Set task: Work out how many lines of the material below mention the word "total"; reply with the number only.

--- BEGIN Records for processing ---

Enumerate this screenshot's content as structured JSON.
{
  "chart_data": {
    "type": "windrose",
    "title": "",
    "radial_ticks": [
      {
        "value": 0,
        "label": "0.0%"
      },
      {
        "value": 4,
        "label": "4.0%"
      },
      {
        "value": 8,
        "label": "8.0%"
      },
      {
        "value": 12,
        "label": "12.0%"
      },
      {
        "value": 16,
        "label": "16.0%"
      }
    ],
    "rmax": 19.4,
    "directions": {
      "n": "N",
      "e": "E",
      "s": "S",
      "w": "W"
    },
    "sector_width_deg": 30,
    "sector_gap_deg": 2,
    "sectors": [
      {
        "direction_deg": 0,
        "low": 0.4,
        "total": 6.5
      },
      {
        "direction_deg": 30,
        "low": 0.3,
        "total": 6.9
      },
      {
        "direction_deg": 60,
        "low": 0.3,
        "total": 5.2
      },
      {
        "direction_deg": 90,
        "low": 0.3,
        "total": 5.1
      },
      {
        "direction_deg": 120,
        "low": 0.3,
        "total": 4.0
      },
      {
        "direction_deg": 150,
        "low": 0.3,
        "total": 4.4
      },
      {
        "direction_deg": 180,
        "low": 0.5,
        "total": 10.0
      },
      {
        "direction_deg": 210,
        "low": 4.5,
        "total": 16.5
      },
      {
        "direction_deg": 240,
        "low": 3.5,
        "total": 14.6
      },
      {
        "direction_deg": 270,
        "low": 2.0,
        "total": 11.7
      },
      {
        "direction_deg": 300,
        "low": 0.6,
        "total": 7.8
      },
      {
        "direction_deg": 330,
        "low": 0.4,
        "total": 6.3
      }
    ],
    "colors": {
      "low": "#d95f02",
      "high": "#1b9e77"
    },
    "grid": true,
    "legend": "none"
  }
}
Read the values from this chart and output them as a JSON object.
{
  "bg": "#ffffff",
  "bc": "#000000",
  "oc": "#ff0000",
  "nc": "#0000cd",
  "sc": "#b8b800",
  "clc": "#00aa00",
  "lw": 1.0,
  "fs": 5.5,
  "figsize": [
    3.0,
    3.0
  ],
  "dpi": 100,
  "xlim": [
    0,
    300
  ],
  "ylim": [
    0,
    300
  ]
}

--- END Records for processing ---

Solution to the problem: 12